Work instructions:
In the material below, find every line with "výrobku" and pull it out.

Dataset entries:

— Begin —

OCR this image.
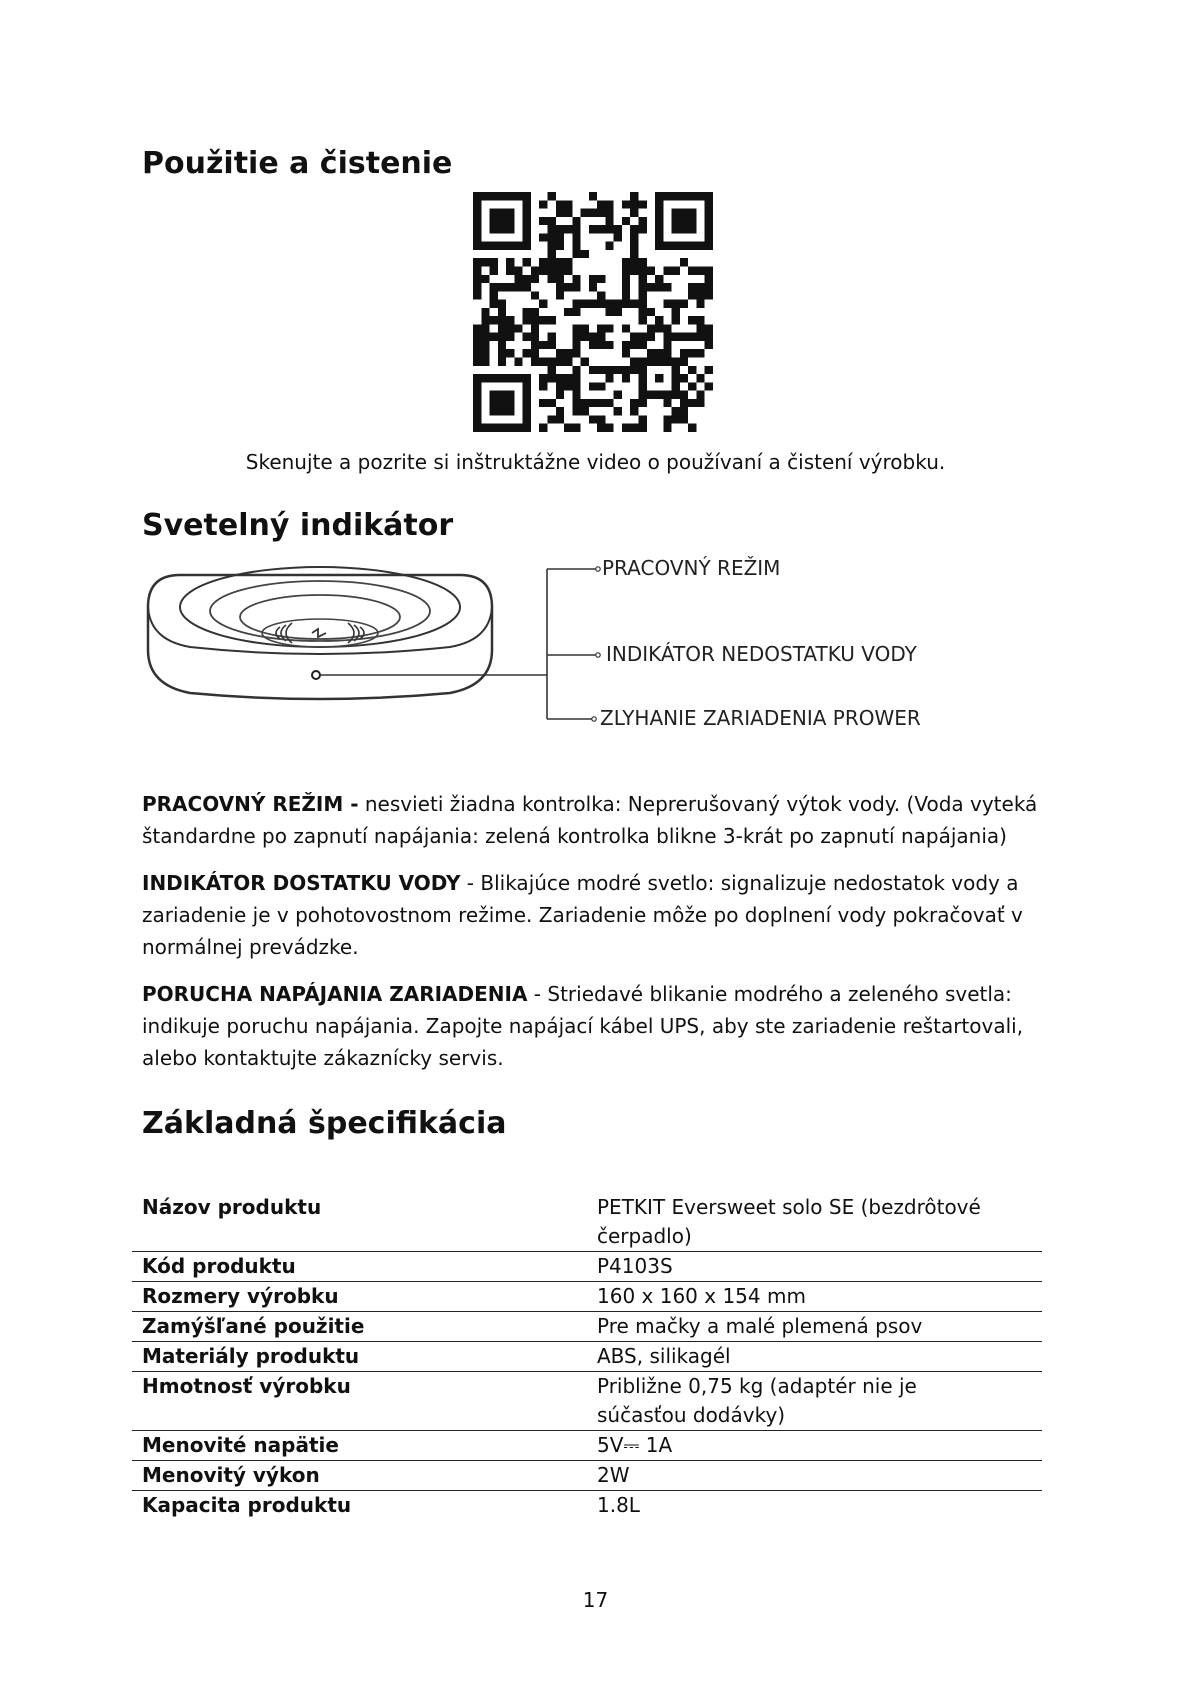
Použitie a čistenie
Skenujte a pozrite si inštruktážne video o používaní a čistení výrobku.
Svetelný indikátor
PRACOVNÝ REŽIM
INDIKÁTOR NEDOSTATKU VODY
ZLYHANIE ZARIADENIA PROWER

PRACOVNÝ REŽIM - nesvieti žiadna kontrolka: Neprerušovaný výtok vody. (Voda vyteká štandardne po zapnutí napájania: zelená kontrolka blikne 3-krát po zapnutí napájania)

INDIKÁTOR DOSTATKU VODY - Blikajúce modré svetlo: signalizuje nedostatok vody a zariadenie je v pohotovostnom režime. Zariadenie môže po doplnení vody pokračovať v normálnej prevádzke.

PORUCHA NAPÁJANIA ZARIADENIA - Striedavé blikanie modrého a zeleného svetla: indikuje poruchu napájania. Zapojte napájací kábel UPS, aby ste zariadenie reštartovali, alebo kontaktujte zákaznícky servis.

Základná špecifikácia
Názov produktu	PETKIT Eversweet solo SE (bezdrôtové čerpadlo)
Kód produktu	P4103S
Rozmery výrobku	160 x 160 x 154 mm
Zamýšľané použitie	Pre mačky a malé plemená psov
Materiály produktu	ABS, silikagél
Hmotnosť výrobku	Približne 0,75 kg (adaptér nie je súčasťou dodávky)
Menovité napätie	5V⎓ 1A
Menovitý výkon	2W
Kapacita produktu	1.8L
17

— End —

Solved exercise:
Skenujte a pozrite si inštruktážne video o používaní a čistení výrobku.
Rozmery výrobku	160 x 160 x 154 mm
Hmotnosť výrobku	Približne 0,75 kg (adaptér nie je súčasťou dodávky)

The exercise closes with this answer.